▶ Set problem
Report each line of the data that includes the word "right".

▶ Given data
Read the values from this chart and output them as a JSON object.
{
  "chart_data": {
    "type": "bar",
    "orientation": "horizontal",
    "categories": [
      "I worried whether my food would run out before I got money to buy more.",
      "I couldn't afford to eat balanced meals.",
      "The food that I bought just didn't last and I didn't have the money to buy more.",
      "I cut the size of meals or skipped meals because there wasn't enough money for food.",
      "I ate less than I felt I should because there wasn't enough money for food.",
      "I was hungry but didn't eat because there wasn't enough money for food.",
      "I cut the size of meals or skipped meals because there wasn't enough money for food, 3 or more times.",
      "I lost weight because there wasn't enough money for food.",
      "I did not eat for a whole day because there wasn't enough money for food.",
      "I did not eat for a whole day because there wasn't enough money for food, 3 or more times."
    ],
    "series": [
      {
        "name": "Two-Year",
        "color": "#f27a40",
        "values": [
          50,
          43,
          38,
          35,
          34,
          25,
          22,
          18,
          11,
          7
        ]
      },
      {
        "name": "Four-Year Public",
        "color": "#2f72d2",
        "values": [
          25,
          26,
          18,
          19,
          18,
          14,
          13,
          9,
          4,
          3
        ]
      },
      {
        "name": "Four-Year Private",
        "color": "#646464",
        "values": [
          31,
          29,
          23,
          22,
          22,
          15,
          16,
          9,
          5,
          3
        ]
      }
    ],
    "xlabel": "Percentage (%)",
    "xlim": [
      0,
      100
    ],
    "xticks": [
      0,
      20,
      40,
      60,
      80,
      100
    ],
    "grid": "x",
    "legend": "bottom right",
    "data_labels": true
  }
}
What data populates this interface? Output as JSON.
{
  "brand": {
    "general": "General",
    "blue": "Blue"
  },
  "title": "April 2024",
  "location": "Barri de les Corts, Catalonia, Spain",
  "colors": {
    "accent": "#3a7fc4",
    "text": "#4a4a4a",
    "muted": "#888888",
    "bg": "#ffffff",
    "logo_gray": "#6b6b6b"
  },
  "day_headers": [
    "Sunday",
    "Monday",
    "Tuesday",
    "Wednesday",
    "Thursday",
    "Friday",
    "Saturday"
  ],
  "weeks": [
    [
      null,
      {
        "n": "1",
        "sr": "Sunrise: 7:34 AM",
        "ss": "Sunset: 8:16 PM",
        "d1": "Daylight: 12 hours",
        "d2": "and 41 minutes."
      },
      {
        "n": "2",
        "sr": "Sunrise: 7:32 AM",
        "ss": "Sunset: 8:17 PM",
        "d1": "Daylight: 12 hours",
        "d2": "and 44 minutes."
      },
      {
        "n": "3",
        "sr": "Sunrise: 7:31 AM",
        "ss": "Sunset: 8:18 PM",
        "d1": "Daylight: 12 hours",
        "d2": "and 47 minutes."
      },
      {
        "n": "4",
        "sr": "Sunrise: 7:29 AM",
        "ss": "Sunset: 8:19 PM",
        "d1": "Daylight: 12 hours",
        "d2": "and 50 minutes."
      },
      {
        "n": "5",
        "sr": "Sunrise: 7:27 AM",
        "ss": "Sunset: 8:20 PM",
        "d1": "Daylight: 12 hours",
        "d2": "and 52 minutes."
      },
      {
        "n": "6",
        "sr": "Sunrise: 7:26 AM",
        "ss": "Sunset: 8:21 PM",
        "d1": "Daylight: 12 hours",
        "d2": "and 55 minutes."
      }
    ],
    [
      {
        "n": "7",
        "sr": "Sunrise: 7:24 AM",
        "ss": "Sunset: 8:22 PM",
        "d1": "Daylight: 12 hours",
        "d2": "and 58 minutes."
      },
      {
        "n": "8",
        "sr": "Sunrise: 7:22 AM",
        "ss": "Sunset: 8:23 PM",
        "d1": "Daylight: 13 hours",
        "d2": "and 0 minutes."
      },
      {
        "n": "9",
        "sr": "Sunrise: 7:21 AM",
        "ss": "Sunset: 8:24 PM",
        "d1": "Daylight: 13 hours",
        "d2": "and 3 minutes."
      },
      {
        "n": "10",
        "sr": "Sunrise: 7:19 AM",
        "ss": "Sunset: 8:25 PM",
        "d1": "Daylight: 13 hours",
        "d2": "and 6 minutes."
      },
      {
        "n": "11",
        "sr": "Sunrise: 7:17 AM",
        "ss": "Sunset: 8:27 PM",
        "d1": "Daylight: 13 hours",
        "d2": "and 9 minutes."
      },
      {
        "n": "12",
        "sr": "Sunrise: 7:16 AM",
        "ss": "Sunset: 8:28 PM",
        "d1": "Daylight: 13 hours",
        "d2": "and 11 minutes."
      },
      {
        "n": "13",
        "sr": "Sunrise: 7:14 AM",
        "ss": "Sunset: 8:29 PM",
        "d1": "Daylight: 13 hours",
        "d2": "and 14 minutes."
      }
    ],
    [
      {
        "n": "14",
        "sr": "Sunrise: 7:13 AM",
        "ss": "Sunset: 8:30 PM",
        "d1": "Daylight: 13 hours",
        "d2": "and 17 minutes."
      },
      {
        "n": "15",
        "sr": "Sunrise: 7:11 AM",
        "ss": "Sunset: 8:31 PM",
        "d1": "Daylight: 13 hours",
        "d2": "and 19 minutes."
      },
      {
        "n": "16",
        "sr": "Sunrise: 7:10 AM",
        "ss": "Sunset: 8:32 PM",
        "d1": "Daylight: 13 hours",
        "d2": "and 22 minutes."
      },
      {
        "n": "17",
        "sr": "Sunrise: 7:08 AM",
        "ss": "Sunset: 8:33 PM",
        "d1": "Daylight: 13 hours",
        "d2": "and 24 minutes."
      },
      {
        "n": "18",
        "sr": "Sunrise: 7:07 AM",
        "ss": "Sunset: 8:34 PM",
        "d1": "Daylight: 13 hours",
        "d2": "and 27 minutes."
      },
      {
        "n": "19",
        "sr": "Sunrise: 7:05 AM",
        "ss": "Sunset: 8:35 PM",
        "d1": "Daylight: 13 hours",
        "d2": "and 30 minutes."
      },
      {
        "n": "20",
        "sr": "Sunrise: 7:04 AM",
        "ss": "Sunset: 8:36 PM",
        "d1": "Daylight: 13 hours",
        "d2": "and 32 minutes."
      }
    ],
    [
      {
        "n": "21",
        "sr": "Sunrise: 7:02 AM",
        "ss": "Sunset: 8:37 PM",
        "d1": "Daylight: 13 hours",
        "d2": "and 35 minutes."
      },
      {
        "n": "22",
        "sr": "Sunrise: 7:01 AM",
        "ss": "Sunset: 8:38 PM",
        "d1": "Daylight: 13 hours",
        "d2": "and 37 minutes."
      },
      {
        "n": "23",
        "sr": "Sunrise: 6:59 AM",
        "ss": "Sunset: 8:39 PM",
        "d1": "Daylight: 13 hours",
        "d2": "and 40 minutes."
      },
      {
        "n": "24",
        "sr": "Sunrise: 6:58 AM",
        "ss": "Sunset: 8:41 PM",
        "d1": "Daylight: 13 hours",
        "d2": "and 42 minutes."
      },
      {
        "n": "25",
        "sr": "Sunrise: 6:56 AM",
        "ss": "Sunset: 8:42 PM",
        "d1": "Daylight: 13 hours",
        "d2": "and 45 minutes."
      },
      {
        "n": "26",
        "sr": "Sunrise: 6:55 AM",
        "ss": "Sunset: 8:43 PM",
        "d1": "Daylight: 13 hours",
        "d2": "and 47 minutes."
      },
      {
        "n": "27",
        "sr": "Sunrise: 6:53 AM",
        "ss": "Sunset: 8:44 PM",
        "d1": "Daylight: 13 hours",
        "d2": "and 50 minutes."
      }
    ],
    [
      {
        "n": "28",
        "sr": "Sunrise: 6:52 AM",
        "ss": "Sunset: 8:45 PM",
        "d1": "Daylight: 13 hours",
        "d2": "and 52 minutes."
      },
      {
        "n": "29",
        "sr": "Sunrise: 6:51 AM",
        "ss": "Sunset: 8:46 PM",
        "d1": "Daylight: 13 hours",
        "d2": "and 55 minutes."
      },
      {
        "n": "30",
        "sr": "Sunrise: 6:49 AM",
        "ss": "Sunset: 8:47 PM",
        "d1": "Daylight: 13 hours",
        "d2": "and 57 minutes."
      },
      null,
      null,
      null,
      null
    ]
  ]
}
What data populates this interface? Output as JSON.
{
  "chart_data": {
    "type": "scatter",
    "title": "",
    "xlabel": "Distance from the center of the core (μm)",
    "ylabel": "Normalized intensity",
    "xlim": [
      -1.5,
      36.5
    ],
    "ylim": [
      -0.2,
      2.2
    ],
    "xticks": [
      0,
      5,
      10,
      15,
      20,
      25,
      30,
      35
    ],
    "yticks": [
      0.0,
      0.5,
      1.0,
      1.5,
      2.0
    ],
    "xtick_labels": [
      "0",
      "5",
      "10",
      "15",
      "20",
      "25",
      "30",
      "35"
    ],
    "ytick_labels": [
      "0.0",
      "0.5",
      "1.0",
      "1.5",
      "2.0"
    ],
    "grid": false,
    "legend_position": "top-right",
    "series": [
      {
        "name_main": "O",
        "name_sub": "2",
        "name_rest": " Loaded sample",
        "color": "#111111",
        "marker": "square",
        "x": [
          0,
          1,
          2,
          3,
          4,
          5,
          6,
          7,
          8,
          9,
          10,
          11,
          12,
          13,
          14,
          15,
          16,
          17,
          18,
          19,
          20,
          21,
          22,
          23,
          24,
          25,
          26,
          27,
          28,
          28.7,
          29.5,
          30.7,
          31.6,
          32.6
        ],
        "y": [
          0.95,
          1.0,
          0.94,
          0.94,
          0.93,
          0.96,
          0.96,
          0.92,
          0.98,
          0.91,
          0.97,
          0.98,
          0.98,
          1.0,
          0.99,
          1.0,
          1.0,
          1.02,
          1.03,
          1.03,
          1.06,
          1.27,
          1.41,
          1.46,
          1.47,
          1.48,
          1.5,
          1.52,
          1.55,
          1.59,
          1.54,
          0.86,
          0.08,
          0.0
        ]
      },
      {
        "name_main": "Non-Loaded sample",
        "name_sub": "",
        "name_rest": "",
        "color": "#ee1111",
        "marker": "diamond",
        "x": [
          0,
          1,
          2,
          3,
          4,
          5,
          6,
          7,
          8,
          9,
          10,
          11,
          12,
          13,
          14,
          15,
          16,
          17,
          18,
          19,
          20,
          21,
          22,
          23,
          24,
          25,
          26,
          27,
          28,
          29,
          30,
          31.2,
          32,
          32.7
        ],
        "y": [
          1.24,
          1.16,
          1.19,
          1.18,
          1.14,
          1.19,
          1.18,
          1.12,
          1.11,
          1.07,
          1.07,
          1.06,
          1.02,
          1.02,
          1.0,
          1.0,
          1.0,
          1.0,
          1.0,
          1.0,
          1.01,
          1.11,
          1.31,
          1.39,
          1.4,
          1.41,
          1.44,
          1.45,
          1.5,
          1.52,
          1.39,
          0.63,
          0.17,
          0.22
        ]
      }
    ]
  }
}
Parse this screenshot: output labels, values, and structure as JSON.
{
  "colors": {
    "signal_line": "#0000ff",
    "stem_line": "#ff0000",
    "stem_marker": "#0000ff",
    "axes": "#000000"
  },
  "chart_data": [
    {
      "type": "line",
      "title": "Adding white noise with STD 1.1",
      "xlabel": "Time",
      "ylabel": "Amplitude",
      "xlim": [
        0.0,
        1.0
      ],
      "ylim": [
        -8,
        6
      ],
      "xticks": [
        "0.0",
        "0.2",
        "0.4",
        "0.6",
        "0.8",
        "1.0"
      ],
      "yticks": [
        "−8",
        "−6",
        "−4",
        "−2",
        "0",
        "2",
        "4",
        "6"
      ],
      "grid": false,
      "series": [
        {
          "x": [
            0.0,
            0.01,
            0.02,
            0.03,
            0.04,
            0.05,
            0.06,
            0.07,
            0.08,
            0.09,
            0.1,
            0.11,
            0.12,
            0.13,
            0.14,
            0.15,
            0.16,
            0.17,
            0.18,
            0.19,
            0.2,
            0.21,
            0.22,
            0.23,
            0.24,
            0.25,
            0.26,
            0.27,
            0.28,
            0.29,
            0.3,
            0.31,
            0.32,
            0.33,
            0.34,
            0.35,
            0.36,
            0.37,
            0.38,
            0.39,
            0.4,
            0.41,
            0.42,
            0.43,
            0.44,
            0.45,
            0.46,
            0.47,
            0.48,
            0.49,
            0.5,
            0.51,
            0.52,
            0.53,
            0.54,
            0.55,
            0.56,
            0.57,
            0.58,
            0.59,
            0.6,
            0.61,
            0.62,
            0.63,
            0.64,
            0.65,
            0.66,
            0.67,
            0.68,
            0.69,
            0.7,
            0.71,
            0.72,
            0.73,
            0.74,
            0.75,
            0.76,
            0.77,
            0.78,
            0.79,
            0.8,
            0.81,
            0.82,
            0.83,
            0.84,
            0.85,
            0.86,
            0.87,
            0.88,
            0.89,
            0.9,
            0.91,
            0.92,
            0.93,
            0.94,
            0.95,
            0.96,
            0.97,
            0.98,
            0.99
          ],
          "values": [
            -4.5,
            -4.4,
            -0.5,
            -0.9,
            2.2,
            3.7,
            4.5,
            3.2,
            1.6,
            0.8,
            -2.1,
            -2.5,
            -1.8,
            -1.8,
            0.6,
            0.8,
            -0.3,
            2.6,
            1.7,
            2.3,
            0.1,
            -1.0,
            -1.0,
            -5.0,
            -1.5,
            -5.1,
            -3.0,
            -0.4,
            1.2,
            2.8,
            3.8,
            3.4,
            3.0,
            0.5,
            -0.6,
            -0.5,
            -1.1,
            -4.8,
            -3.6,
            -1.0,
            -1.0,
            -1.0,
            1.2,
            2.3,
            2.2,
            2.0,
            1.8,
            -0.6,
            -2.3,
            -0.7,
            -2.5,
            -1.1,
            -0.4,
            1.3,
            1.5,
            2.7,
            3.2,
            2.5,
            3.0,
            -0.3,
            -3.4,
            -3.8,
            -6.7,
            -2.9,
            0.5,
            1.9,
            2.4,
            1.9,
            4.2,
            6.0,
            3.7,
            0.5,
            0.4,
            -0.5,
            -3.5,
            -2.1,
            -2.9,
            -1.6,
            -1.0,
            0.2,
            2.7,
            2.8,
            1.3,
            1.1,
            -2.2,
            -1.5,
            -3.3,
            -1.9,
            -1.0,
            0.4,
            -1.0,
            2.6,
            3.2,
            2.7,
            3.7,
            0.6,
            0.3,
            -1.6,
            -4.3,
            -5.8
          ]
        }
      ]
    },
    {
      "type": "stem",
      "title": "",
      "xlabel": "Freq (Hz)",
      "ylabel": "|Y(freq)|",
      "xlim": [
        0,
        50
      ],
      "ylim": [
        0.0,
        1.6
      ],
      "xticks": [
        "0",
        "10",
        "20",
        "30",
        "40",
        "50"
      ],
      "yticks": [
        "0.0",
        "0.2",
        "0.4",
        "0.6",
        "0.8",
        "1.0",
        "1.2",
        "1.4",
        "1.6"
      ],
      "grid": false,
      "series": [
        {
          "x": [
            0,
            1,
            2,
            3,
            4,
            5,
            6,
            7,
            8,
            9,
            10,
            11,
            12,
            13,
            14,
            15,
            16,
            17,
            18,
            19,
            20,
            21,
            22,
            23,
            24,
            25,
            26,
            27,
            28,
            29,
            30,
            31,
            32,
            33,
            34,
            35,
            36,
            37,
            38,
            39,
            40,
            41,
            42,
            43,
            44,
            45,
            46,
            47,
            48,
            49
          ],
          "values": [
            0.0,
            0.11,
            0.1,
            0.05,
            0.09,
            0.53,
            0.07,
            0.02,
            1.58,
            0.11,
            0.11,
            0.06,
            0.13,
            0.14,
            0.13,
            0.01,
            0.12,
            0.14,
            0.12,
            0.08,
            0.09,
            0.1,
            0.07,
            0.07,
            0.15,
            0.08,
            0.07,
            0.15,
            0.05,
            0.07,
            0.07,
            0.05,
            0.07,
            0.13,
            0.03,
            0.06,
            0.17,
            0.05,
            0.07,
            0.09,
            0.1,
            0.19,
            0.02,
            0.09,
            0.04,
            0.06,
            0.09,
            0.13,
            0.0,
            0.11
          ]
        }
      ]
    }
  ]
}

▶ Response below
    "legend": "bottom right",
    "legend_position": "top-right",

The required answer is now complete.